In the records below, find each line containing the word "image" and copy it.

Saved entries
════════════════

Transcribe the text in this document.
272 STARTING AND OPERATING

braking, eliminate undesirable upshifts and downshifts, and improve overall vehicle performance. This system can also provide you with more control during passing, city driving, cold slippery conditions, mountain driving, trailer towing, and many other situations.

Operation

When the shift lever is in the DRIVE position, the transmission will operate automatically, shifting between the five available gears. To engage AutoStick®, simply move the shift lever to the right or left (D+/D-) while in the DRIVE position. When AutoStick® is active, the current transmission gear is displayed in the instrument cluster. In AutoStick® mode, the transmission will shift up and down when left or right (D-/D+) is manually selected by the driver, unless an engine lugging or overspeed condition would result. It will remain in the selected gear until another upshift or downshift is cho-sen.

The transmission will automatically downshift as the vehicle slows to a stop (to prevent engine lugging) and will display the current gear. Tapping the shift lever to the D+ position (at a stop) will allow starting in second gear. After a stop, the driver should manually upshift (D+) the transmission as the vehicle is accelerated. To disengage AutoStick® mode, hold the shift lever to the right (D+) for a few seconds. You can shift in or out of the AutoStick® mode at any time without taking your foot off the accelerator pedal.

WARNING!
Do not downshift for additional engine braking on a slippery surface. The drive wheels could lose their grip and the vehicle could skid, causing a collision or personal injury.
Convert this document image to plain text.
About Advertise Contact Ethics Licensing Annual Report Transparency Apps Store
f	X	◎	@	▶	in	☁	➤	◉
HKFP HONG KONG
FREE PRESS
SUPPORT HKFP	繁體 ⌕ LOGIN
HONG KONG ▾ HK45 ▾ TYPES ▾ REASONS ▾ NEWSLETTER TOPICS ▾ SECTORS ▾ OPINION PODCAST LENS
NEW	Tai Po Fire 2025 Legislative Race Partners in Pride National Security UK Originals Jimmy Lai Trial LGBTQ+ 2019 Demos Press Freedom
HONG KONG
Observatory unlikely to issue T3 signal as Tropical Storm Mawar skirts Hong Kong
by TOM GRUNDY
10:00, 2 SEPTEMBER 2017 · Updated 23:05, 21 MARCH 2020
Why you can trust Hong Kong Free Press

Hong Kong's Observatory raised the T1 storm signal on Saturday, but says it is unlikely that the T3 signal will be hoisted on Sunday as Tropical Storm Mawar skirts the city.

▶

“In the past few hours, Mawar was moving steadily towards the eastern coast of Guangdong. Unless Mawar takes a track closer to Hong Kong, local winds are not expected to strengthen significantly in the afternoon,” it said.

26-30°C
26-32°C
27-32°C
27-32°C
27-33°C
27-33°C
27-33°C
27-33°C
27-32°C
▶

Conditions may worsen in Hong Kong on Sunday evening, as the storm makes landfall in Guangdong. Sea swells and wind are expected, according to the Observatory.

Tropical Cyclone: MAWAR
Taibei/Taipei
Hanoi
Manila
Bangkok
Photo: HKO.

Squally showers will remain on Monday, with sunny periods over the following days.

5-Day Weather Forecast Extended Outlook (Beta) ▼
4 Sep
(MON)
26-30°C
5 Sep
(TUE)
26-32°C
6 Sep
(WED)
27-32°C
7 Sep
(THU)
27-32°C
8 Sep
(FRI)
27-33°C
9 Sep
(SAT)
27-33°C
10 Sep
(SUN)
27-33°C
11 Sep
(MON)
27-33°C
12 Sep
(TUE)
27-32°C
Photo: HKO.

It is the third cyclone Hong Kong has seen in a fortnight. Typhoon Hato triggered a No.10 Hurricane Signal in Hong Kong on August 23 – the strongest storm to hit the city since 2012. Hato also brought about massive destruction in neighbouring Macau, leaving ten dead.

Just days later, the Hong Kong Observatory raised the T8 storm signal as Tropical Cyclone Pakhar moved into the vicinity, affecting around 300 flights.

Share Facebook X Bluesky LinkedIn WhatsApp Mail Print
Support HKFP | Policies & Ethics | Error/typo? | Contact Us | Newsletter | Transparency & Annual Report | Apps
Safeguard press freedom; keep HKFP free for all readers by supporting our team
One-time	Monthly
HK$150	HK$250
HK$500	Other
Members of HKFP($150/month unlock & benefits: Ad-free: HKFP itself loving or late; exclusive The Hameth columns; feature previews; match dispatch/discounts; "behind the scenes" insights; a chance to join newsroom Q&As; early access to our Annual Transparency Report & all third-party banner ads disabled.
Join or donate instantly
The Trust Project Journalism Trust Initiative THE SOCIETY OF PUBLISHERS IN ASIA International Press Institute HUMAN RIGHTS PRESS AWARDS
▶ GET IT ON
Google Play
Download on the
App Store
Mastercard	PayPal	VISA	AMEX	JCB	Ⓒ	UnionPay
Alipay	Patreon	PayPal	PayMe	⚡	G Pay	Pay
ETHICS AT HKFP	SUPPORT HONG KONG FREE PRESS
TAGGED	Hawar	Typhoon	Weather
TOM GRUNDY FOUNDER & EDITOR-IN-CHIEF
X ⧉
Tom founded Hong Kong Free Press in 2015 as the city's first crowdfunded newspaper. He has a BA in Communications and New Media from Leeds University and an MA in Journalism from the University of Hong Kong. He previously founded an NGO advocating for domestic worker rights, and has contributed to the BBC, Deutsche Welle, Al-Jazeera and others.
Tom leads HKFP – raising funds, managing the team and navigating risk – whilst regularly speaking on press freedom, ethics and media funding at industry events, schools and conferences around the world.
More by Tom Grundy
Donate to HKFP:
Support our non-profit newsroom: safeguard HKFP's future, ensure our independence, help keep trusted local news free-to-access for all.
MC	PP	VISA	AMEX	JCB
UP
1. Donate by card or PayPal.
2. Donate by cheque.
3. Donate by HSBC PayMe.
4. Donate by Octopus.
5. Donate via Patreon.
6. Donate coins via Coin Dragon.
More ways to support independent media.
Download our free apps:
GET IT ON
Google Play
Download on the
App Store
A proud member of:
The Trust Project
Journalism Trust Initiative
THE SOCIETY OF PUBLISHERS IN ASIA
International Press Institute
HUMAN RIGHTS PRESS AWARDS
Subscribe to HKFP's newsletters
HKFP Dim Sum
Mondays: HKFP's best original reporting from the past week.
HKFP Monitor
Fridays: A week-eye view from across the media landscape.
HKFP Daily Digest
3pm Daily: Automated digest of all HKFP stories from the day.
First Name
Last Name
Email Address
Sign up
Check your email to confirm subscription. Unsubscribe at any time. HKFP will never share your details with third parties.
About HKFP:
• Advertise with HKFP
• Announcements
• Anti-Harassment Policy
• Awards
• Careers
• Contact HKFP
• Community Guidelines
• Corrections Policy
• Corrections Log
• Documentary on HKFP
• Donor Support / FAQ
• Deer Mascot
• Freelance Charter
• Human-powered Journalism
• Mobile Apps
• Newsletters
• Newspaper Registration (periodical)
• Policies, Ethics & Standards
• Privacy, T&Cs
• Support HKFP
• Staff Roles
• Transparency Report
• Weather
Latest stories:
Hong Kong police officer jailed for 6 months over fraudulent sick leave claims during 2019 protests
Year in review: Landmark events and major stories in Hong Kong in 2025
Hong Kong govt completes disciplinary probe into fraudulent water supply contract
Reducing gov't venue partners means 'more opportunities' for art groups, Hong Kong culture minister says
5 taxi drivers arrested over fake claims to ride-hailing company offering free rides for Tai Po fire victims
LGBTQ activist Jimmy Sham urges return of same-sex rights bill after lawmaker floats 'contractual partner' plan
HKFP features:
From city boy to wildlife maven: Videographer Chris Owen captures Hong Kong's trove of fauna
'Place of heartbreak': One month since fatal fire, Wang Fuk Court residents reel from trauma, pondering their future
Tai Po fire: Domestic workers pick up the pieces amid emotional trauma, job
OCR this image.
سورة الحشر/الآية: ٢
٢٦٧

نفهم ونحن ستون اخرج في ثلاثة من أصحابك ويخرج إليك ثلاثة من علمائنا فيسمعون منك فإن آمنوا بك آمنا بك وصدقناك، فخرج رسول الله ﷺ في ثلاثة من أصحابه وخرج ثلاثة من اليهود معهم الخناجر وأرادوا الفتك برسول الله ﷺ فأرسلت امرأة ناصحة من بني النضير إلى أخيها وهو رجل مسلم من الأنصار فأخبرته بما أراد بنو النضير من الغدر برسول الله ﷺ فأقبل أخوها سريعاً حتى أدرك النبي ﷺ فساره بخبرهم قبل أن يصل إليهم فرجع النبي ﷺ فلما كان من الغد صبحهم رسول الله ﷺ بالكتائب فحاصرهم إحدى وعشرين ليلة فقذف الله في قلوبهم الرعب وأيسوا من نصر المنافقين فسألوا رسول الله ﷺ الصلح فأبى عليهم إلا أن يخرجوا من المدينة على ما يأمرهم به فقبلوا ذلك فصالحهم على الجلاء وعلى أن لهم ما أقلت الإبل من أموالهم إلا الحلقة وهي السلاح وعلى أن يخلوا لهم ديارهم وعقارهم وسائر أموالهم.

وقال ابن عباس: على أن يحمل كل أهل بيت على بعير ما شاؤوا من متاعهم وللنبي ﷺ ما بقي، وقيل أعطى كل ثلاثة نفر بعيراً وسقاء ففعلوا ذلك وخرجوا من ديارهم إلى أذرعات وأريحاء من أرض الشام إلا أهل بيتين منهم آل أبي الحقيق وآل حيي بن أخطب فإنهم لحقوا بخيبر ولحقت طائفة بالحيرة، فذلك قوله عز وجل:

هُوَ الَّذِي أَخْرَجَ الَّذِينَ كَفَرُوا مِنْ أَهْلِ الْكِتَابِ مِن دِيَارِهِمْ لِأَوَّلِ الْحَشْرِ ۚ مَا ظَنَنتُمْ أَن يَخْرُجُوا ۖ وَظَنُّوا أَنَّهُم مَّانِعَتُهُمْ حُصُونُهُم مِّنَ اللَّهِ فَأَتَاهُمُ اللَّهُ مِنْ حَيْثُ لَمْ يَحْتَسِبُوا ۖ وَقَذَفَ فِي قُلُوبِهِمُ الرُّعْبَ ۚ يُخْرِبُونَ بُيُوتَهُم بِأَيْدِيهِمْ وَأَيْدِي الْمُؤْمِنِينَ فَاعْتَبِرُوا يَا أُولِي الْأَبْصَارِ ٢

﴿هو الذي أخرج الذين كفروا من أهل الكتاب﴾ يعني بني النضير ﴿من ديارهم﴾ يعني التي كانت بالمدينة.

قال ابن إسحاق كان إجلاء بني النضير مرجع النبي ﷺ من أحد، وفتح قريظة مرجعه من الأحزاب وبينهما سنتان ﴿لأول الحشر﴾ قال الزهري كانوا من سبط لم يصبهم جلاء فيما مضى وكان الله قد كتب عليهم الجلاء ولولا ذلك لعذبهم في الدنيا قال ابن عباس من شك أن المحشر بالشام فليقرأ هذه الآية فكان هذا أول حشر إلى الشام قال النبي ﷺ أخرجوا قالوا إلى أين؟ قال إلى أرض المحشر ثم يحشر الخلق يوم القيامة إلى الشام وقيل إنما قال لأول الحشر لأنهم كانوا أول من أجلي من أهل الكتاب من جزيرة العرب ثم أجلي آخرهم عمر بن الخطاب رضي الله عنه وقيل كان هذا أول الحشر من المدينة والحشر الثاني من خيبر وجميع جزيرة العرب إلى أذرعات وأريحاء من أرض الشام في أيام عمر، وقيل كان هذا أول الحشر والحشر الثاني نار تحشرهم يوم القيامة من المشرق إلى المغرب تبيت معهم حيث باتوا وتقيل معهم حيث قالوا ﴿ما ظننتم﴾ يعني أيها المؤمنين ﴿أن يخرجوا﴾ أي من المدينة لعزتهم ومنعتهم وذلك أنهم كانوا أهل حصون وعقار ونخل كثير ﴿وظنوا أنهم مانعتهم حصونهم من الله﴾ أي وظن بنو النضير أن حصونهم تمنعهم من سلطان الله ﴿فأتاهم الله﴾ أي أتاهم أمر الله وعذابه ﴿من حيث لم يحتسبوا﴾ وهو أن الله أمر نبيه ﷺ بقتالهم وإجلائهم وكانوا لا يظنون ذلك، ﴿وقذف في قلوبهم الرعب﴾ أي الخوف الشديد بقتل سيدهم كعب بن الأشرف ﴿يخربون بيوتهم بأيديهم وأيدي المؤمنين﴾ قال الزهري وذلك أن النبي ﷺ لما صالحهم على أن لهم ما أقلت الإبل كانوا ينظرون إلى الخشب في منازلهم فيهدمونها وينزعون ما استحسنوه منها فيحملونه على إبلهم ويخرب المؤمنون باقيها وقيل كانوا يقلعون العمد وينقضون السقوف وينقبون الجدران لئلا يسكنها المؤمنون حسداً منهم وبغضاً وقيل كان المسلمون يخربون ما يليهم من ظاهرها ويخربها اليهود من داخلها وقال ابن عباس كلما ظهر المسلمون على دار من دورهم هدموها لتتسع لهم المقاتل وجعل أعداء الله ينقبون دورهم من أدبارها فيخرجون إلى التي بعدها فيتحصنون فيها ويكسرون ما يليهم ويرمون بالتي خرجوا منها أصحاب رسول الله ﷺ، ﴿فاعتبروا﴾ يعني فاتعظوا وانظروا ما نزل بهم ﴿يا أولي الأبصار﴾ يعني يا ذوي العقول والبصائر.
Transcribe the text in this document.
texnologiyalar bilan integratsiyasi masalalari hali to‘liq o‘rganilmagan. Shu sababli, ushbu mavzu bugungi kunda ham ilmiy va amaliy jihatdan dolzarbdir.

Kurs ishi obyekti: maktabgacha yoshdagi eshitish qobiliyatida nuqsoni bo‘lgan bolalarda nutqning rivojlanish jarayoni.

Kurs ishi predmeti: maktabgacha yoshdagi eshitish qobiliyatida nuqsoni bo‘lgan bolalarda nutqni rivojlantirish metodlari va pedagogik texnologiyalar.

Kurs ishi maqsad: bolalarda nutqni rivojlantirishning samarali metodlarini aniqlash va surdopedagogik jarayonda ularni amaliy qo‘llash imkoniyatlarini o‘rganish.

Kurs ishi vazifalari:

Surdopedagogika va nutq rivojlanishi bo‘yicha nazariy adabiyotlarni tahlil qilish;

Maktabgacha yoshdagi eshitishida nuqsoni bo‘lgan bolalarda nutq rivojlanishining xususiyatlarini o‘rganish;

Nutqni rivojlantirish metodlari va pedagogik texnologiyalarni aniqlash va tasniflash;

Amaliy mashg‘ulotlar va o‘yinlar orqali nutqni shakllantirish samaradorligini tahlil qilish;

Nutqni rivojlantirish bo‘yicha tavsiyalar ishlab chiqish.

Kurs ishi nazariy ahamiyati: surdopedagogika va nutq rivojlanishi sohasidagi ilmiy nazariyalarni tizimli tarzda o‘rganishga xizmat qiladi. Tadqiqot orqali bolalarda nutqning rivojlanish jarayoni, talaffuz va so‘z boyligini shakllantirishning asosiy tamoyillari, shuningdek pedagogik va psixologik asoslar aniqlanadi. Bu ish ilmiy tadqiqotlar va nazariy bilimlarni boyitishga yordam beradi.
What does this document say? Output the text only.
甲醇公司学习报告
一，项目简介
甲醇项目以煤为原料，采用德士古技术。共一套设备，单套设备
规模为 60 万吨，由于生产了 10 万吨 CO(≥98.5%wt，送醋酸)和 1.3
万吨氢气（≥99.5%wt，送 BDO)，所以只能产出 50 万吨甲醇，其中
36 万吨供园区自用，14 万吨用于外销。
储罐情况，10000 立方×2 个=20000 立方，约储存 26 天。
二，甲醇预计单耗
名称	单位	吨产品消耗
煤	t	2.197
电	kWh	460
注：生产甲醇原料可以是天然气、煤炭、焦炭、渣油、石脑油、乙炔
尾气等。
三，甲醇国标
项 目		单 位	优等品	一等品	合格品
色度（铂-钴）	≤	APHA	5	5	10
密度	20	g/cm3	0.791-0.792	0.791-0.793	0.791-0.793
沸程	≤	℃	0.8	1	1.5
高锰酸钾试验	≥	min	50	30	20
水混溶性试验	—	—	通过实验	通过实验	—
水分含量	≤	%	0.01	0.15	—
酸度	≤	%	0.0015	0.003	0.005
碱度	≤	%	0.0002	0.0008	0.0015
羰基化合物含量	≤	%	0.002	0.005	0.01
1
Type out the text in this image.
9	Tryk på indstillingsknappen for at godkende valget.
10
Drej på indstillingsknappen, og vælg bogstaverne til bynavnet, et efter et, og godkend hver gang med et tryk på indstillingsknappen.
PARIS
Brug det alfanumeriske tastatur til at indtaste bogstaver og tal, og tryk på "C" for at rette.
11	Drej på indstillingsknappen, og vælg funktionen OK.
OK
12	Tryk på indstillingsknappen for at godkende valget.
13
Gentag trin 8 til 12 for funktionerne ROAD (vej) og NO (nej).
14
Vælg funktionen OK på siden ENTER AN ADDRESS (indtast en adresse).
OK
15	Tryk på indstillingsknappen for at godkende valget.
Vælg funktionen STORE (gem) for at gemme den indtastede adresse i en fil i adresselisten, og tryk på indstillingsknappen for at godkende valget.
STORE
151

════════════════

FULL SOLUTION –
Convert this document image to plain text.
OCR this image.
Type out the text in this image.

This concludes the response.